── Data for the task ──

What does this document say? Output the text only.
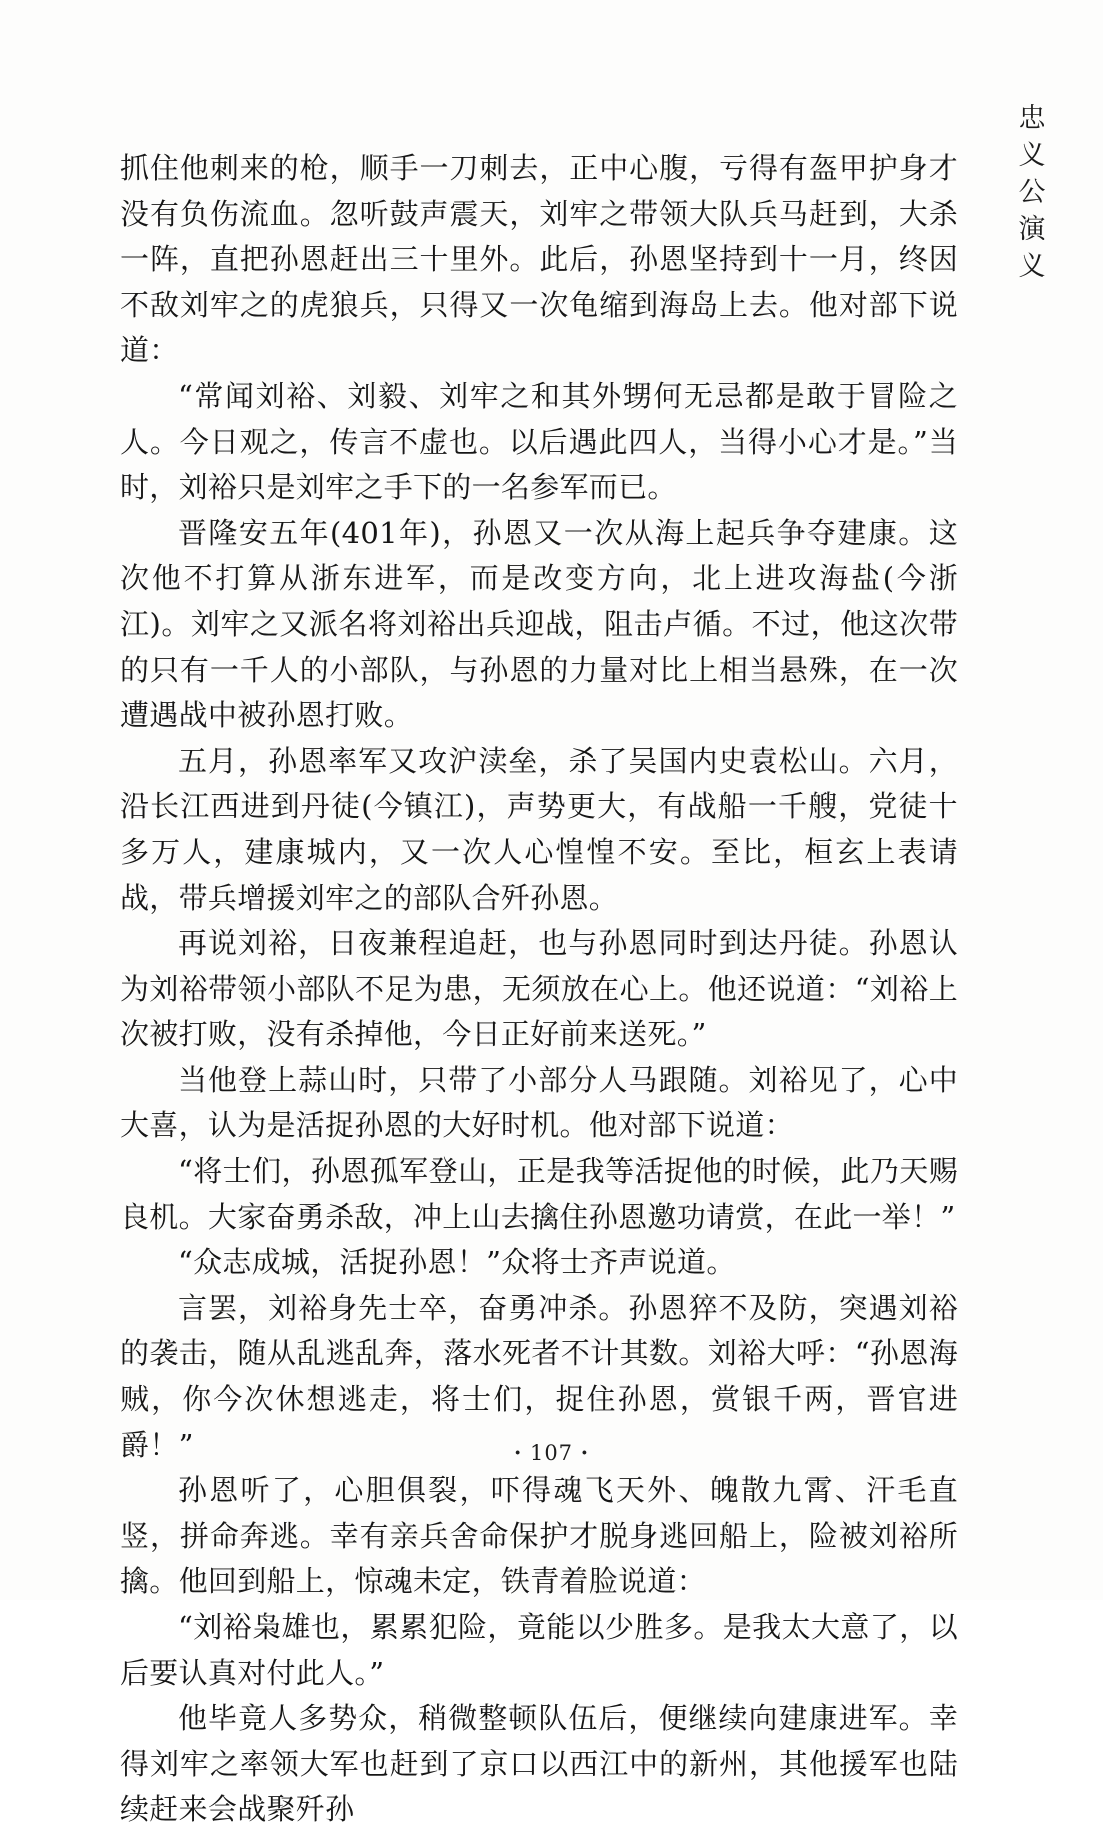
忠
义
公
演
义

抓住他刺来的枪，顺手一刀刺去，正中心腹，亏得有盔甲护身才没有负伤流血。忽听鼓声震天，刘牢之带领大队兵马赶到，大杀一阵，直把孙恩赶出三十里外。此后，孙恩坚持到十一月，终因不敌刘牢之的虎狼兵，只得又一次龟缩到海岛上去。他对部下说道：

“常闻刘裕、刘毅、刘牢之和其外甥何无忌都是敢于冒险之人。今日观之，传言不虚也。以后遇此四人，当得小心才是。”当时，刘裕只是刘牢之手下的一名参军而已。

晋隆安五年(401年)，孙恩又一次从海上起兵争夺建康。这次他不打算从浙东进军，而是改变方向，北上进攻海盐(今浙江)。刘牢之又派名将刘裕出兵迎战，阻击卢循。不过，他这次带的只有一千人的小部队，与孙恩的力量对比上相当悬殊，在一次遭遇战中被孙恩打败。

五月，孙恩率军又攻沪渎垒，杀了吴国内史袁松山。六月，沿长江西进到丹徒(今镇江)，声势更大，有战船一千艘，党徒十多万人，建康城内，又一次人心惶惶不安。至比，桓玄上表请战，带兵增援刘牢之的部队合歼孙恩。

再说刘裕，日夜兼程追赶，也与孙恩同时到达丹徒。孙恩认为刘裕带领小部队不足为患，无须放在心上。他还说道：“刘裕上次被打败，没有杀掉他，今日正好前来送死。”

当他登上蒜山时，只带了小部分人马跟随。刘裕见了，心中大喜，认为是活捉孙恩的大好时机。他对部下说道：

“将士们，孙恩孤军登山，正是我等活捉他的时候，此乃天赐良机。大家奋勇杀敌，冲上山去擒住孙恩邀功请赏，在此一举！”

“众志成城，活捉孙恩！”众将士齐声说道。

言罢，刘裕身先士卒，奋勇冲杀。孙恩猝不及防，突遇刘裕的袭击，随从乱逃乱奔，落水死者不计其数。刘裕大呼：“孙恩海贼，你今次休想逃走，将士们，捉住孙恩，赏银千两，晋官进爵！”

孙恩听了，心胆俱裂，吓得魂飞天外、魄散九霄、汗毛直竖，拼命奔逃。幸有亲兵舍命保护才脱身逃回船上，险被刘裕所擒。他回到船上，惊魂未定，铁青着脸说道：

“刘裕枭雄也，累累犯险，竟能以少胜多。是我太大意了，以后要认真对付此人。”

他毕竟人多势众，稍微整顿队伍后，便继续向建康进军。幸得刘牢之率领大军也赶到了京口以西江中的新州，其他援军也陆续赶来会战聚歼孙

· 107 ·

───
── Data for the task ──

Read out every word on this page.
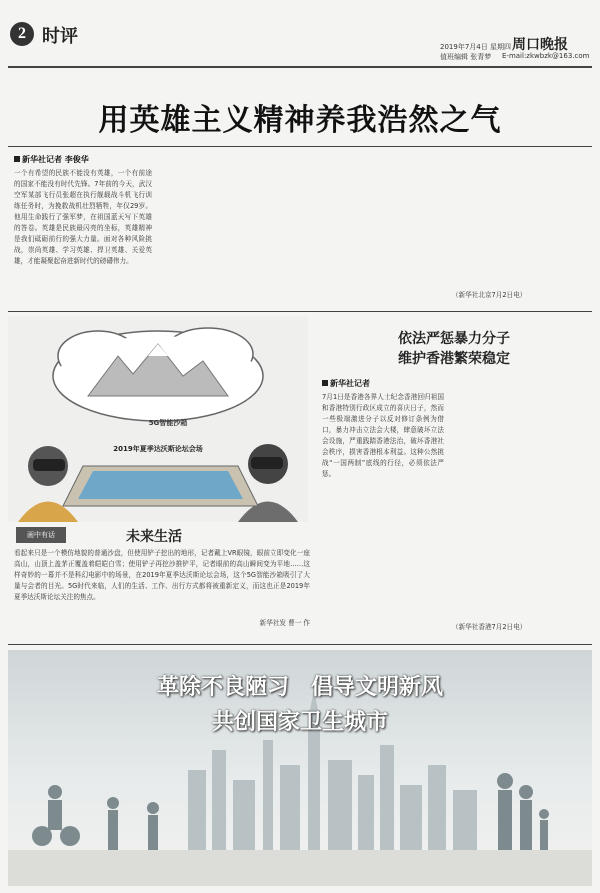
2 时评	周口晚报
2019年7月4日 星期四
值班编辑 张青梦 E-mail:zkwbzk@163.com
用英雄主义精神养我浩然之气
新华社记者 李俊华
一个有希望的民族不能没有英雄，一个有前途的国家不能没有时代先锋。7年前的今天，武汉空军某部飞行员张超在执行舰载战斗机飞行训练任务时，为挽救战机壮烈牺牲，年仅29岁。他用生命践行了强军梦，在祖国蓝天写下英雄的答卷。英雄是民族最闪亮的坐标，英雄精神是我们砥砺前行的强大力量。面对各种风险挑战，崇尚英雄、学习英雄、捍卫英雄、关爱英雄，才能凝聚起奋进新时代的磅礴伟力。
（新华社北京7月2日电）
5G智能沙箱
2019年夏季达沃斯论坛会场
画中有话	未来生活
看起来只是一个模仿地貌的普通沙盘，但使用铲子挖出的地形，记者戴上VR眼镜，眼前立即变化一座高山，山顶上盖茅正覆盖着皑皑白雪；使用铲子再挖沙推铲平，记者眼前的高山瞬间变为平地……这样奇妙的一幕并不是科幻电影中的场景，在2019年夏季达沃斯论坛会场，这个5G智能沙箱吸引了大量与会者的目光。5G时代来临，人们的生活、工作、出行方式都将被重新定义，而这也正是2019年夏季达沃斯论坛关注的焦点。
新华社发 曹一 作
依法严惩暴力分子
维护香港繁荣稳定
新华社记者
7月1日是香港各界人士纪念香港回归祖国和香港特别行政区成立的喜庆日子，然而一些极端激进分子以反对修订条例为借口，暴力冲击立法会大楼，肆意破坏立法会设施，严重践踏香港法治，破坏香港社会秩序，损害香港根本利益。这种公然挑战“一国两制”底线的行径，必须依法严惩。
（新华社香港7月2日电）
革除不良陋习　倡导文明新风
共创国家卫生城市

───

=== Exercise objective ===
In the records above, how many lines hold the string "this"? Reply with only the number.

=== Result ===
2